Pick every line with "description" from the material below.

+++

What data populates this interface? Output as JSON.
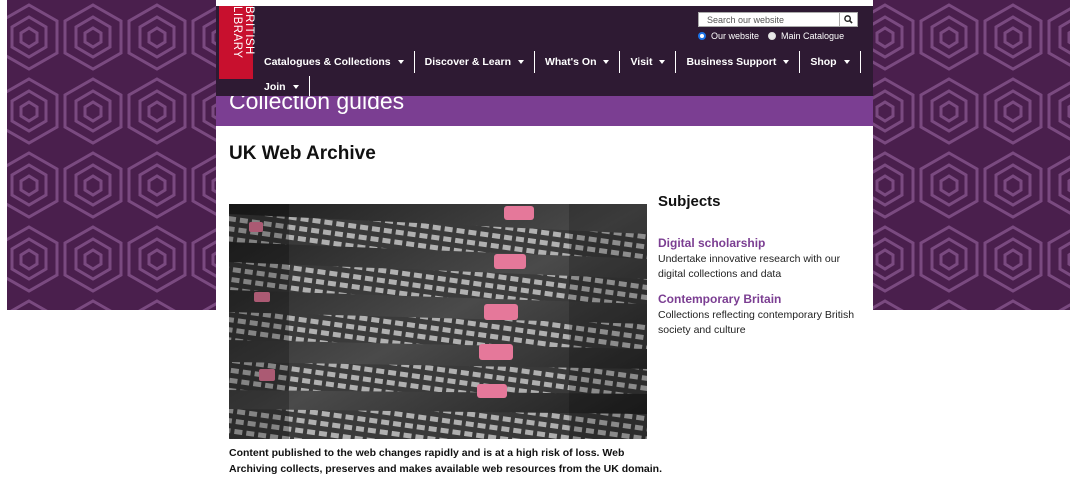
{
  "brand": {
    "logo_line1": "BRITISH",
    "logo_line2": "LIBRARY",
    "color": "#c8102e"
  },
  "search": {
    "placeholder": "Search our website",
    "options": [
      {
        "label": "Our website",
        "checked": true
      },
      {
        "label": "Main Catalogue",
        "checked": false
      }
    ]
  },
  "nav": {
    "items": [
      {
        "label": "Catalogues & Collections"
      },
      {
        "label": "Discover & Learn"
      },
      {
        "label": "What's On"
      },
      {
        "label": "Visit"
      },
      {
        "label": "Business Support"
      },
      {
        "label": "Shop"
      },
      {
        "label": "Join"
      }
    ]
  },
  "band": {
    "title": "Collection guides",
    "color": "#7b3e92"
  },
  "page": {
    "title": "UK Web Archive",
    "caption": "Content published to the web changes rapidly and is at a high risk of loss. Web Archiving collects, preserves and makes available web resources from the UK domain."
  },
  "sidebar": {
    "title": "Subjects",
    "subjects": [
      {
        "title": "Digital scholarship",
        "description": "Undertake innovative research with our digital collections and data"
      },
      {
        "title": "Contemporary Britain",
        "description": "Collections reflecting contemporary British society and culture"
      }
    ]
  },
  "colors": {
    "nav_bg": "#2e1a33",
    "pattern": "#4a1f4d",
    "accent": "#7b3e92"
  }
}
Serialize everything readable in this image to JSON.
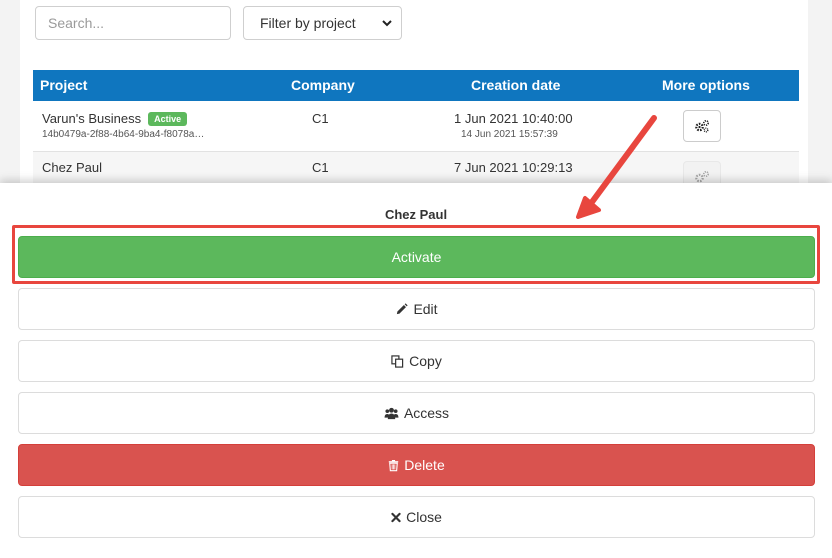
{
  "toolbar": {
    "search_placeholder": "Search...",
    "filter_label": "Filter by project"
  },
  "table": {
    "headers": {
      "project": "Project",
      "company": "Company",
      "creation_date": "Creation date",
      "more_options": "More options"
    },
    "rows": [
      {
        "project": "Varun's Business",
        "badge": "Active",
        "id": "14b0479a-2f88-4b64-9ba4-f8078a…",
        "company": "C1",
        "created": "1 Jun 2021 10:40:00",
        "modified": "14 Jun 2021 15:57:39"
      },
      {
        "project": "Chez Paul",
        "company": "C1",
        "created": "7 Jun 2021 10:29:13"
      }
    ]
  },
  "sheet": {
    "title": "Chez Paul",
    "actions": {
      "activate": "Activate",
      "edit": "Edit",
      "copy": "Copy",
      "access": "Access",
      "delete": "Delete",
      "close": "Close"
    }
  },
  "colors": {
    "header_blue": "#0f76bf",
    "success_green": "#5cb85c",
    "danger_red": "#d9534f",
    "annotation_red": "#e8463e"
  },
  "icons": {
    "gear": "gears-icon",
    "edit": "pencil-icon",
    "copy": "copy-icon",
    "access": "users-icon",
    "delete": "trash-icon",
    "close": "close-icon"
  }
}
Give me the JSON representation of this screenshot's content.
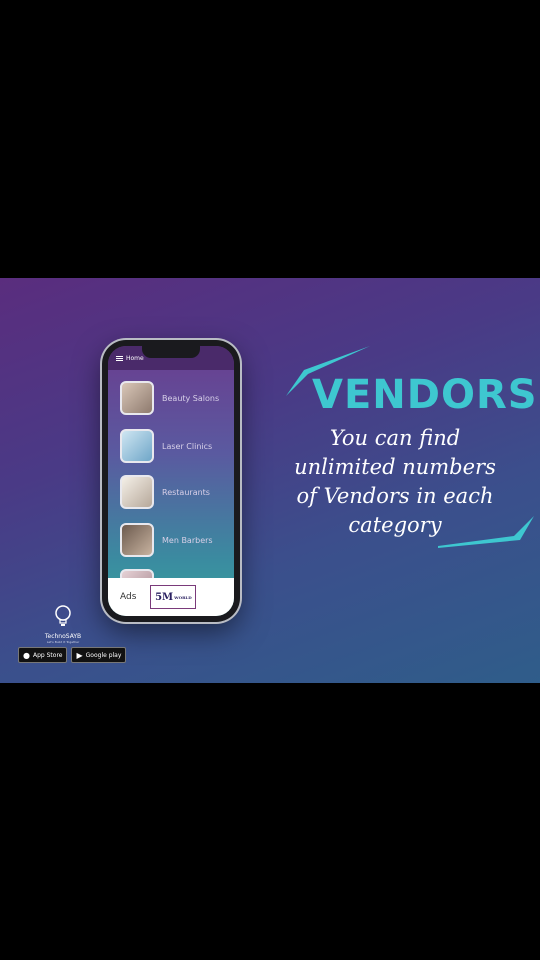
{
  "phone": {
    "app_title": "Home",
    "categories": [
      {
        "label": "Beauty Salons"
      },
      {
        "label": "Laser Clinics"
      },
      {
        "label": "Restaurants"
      },
      {
        "label": "Men Barbers"
      },
      {
        "label": ""
      }
    ],
    "ads_label": "Ads",
    "ad_logo_text": "5M",
    "ad_logo_sub": "WORLD"
  },
  "promo": {
    "headline": "VENDORS",
    "line1": "You can find",
    "line2": "unlimited numbers",
    "line3": "of Vendors in each category"
  },
  "branding": {
    "name": "TechnoSAYB",
    "tagline": "Let's Build It Together",
    "app_store_label": "App Store",
    "google_play_label": "Google play"
  },
  "colors": {
    "accent": "#3ec7d0",
    "banner_start": "#5a2d7e",
    "banner_end": "#2f5d8a"
  }
}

+++

• **FINISHED TASK**:
        "description": "Undertake innovative research with our digital collections and data"
        "description": "Collections reflecting contemporary British society and culture"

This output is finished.